Exercise instructions — Return all lines that include the string "JSON".

Exercise material —
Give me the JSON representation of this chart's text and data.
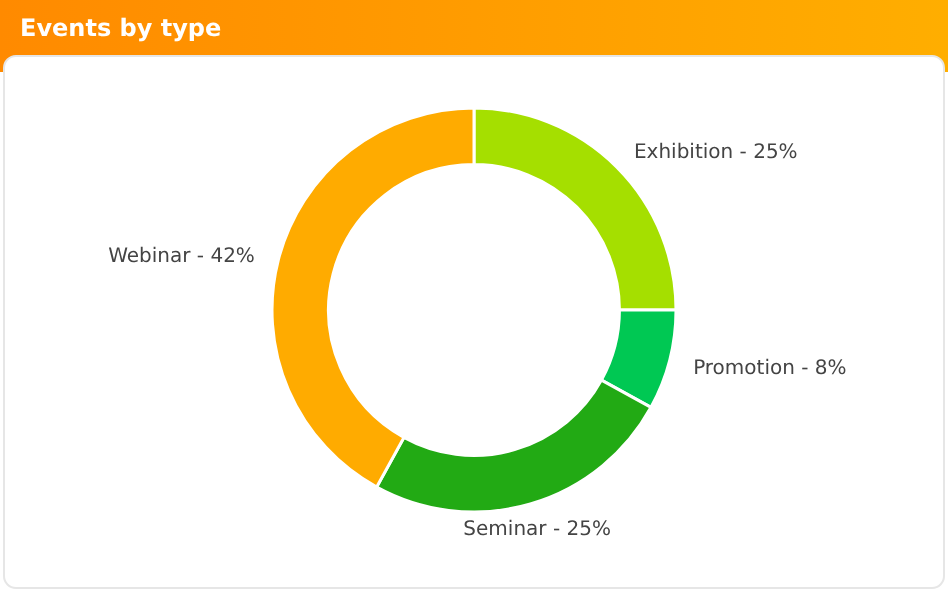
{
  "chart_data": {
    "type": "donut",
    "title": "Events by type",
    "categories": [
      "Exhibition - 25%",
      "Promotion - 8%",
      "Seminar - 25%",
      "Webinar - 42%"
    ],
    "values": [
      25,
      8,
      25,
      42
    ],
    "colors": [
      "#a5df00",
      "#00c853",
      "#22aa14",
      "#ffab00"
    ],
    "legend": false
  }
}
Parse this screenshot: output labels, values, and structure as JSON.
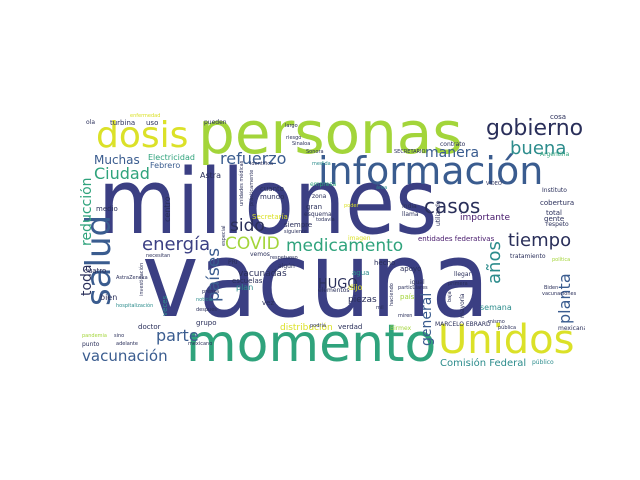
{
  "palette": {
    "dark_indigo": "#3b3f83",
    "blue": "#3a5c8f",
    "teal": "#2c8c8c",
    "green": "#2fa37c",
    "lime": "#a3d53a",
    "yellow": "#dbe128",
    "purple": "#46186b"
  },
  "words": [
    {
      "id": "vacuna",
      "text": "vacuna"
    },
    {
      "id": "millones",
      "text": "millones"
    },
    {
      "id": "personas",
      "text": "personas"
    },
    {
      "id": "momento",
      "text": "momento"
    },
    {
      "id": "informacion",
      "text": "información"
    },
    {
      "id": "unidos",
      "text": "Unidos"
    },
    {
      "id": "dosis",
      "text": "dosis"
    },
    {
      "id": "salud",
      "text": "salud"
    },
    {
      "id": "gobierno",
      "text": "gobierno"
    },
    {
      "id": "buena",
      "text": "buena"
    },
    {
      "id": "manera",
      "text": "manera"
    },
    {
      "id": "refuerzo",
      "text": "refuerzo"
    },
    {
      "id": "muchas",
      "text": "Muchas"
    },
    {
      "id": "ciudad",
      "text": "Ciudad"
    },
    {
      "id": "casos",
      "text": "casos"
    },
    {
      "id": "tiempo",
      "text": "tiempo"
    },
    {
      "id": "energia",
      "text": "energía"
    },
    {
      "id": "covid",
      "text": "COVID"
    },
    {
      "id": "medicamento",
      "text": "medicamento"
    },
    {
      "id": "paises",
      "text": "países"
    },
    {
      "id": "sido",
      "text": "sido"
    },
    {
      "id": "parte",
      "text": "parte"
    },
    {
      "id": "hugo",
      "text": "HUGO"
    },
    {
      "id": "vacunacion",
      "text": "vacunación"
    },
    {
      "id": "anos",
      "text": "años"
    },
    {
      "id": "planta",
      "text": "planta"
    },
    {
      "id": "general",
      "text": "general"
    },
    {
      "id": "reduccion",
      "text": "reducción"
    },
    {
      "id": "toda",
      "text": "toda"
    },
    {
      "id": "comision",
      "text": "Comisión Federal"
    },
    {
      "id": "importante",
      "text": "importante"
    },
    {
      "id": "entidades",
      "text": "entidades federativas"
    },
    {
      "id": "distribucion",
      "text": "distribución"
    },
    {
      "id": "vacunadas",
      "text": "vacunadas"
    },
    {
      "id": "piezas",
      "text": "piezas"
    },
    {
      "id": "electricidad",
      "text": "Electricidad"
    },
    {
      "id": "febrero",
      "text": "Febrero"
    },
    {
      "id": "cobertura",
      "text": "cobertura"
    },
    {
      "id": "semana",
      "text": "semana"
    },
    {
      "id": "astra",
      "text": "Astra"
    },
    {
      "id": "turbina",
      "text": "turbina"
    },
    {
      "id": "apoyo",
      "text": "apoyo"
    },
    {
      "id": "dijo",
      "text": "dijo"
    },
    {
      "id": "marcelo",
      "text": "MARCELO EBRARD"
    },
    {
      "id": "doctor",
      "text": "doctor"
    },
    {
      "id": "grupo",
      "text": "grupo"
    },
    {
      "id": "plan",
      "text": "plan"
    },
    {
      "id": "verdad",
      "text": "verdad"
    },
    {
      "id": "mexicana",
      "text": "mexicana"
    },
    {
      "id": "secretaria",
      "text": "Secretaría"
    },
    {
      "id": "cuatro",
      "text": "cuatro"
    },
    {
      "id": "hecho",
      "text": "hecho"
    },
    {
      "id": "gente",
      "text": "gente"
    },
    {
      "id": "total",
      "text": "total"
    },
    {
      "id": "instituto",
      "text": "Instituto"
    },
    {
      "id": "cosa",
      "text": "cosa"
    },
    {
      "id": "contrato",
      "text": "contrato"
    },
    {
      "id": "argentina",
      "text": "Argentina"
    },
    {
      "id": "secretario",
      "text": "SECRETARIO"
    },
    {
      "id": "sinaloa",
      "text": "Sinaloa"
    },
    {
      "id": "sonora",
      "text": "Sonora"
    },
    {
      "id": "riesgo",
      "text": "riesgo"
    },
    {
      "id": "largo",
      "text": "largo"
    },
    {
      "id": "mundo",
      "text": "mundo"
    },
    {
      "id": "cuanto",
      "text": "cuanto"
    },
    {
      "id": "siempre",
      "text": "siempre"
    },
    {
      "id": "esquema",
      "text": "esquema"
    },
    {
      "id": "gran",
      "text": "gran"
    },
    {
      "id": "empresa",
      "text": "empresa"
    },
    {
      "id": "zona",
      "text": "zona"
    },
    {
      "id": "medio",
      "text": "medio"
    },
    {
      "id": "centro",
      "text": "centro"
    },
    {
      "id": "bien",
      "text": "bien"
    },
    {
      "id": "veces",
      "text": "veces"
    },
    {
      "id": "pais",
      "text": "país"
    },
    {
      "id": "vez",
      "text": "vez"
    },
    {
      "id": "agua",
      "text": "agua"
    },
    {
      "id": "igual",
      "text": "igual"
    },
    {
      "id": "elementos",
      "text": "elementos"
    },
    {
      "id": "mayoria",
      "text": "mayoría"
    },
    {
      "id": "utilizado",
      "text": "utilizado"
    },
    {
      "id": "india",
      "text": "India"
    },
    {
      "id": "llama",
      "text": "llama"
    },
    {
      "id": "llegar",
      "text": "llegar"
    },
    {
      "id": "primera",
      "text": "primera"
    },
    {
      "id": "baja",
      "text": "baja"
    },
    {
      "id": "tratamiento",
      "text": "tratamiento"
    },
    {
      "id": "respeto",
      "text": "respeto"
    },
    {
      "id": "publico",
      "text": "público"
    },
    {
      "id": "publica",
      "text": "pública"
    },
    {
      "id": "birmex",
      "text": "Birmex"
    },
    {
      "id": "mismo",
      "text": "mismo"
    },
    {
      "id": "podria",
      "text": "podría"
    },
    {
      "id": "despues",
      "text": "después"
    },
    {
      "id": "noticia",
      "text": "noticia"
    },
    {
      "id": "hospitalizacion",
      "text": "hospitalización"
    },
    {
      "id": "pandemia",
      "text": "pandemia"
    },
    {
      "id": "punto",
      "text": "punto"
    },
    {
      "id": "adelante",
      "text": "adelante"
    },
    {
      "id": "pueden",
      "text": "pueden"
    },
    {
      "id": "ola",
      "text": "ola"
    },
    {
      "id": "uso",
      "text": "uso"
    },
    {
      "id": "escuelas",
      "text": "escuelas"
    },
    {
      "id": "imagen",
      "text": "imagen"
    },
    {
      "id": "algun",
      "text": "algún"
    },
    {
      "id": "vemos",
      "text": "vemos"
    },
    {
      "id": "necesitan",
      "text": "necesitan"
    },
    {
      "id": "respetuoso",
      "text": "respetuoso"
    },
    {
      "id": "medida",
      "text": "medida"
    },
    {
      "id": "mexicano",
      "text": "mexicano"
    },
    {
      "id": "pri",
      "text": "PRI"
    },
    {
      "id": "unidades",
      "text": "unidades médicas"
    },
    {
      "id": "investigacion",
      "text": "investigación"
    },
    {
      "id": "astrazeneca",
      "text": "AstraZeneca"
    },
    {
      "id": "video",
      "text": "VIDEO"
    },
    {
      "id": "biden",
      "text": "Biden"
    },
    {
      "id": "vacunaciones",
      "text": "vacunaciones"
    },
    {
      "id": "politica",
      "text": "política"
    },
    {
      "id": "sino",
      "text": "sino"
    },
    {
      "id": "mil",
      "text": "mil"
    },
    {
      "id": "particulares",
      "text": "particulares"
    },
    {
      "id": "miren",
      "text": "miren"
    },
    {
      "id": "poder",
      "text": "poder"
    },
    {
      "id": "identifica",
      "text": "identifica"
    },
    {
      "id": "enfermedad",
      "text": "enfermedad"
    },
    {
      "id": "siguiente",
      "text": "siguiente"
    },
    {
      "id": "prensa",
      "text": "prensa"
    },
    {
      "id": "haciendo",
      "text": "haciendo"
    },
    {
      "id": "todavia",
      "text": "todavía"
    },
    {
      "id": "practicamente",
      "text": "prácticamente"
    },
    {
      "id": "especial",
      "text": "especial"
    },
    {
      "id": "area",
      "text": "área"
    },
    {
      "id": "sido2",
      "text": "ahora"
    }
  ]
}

Task solution —
Give me the JSON representation of this chart's text and data.
Parse this screenshot: output labels, values, and structure as JSON.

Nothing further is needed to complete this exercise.